▼

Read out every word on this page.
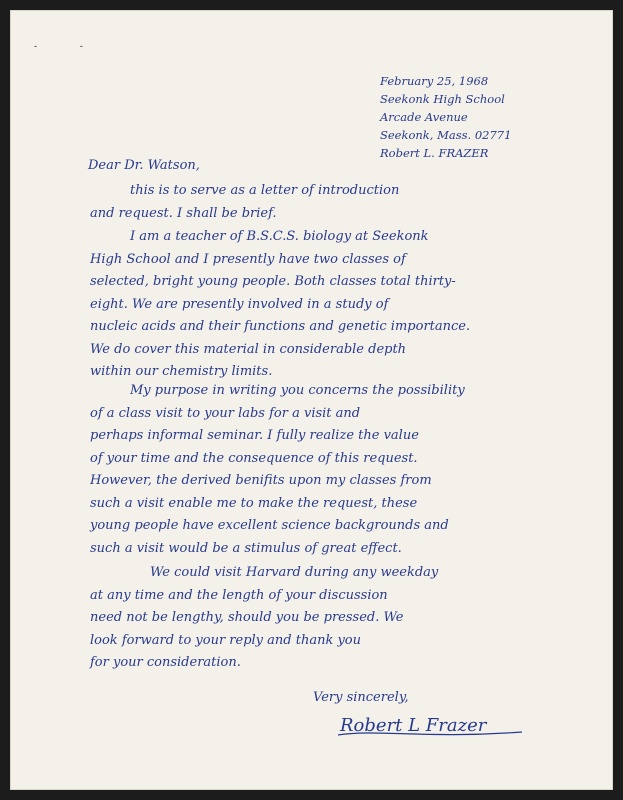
- -
February 25, 1968
Seekonk High School
Arcade Avenue
Seekonk, Mass. 02771
Robert L. FRAZER
Dear Dr. Watson,
this is to serve as a letter of introduction
and request. I shall be brief.
I am a teacher of B.S.C.S. biology at Seekonk
High School and I presently have two classes of
selected, bright young people. Both classes total thirty-
eight. We are presently involved in a study of
nucleic acids and their functions and genetic importance.
We do cover this material in considerable depth
within our chemistry limits.
My purpose in writing you concerns the possibility
of a class visit to your labs for a visit and
perhaps informal seminar. I fully realize the value
of your time and the consequence of this request.
However, the derived benifits upon my classes from
such a visit enable me to make the request, these
young people have excellent science backgrounds and
such a visit would be a stimulus of great effect.
We could visit Harvard during any weekday
at any time and the length of your discussion
need not be lengthy, should you be pressed. We
look forward to your reply and thank you
for your consideration.
Very sincerely,
Robert L Frazer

▲

■ EXERCISE INSTRUCTIONS: State the number of lines that contain the string "request", with no other words.

■ FULL SOLUTION: 3